### Items listed in a dataset
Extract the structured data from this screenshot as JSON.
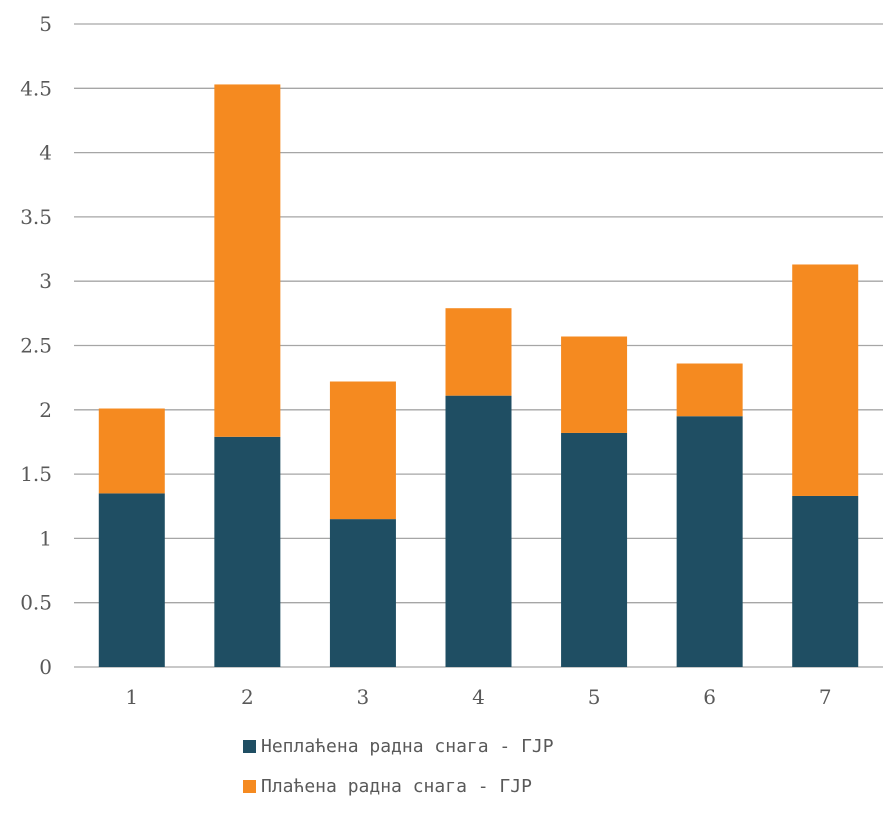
{
  "chart_data": {
    "type": "bar",
    "stacked": true,
    "categories": [
      "1",
      "2",
      "3",
      "4",
      "5",
      "6",
      "7"
    ],
    "series": [
      {
        "name": "Неплаћена радна снага - ГЈР",
        "color": "#1f4e63",
        "values": [
          1.35,
          1.79,
          1.15,
          2.11,
          1.82,
          1.95,
          1.33
        ]
      },
      {
        "name": "Плаћена радна снага - ГЈР",
        "color": "#f58a20",
        "values": [
          0.66,
          2.74,
          1.07,
          0.68,
          0.75,
          0.41,
          1.8
        ]
      }
    ],
    "ylim": [
      0,
      5
    ],
    "yticks": [
      "0",
      "0.5",
      "1",
      "1.5",
      "2",
      "2.5",
      "3",
      "3.5",
      "4",
      "4.5",
      "5"
    ],
    "grid": true,
    "legend_position": "bottom"
  }
}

### Stated task
Some lines of the data may hold the word "name". Say how many do, with nothing else.

### Final result
2